_SET EXERCISE_
In the entries below, count every line containing "Heptóxido". Return the number and nothing else.
+--
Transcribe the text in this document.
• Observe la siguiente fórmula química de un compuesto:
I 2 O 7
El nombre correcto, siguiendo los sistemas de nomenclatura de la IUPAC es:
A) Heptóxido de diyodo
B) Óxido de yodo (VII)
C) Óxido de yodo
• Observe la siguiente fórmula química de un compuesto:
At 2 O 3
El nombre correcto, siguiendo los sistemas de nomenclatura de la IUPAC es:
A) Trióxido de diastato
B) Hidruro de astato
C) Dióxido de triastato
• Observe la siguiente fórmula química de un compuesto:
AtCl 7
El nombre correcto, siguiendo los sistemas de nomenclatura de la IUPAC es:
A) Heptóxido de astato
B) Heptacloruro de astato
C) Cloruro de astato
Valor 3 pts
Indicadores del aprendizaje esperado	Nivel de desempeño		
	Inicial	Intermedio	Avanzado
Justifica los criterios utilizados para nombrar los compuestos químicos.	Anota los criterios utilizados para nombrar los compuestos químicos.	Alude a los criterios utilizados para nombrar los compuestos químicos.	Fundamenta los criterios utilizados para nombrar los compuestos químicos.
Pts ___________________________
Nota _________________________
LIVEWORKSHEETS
+--
_ANSWER TO THE EXERCISE_
2